Keep only the lines of the data below that contain "Temperature", and copy them.

______________________________

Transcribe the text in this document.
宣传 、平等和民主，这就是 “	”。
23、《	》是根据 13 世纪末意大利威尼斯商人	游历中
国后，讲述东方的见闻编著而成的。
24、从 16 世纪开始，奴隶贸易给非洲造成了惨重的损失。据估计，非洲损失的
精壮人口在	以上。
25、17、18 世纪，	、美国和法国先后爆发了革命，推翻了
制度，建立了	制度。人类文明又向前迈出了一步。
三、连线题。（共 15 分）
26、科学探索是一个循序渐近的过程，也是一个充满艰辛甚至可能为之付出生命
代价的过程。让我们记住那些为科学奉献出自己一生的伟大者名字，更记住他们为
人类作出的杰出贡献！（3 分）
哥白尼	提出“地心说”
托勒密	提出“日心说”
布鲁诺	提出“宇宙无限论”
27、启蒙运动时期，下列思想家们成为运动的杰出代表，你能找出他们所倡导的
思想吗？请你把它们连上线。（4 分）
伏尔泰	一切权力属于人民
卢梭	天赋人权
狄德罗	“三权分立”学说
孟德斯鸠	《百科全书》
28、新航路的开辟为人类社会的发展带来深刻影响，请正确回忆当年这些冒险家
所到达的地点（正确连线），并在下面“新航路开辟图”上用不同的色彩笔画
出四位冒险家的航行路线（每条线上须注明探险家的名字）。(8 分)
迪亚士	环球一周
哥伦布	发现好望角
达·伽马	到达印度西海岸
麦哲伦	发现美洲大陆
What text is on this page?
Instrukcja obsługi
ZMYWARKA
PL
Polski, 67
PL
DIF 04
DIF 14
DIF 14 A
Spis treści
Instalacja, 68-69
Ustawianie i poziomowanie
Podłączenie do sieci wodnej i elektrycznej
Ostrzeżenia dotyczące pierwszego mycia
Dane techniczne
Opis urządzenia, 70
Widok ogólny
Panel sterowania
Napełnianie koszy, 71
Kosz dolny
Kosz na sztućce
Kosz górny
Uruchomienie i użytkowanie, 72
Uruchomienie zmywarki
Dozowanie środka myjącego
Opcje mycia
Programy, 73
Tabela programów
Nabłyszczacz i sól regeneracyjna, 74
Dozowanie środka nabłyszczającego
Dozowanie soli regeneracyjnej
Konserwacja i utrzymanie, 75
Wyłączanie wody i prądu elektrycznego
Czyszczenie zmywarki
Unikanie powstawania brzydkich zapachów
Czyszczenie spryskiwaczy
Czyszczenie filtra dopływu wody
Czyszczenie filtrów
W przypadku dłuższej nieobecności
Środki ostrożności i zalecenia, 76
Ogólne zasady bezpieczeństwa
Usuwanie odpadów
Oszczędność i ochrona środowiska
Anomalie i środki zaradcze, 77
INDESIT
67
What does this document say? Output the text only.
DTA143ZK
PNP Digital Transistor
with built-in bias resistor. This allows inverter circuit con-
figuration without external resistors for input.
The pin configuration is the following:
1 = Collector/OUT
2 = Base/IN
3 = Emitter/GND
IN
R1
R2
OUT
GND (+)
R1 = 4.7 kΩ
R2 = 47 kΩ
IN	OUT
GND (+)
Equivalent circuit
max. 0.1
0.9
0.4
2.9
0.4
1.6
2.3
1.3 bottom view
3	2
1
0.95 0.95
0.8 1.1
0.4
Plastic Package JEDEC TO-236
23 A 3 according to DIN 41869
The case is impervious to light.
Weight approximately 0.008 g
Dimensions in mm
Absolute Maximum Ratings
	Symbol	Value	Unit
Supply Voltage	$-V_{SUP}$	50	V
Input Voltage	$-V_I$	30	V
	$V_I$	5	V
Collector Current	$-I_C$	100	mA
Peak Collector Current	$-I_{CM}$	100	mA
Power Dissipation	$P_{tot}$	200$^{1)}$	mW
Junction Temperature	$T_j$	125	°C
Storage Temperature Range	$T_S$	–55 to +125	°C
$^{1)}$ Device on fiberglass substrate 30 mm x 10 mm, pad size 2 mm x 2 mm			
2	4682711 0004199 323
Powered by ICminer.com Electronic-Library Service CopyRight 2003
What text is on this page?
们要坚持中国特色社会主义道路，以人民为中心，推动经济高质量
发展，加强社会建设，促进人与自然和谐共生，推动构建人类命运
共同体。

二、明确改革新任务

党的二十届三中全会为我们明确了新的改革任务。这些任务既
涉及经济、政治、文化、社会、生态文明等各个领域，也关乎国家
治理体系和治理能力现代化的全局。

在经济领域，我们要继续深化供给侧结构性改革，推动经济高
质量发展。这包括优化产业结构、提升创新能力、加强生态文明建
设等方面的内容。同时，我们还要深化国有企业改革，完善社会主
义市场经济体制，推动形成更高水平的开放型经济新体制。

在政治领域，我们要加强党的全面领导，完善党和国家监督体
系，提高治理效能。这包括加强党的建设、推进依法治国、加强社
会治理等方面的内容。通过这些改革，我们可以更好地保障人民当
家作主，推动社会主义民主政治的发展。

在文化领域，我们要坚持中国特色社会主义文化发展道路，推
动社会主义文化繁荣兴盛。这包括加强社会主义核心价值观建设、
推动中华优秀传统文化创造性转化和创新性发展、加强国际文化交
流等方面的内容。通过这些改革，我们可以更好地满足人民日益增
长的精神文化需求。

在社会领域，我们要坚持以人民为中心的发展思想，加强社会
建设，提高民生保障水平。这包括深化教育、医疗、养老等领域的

______________________________

Solution for this exercise:
Junction Temperature	$T_j$	125	°C
Storage Temperature Range	$T_S$	–55 to +125	°C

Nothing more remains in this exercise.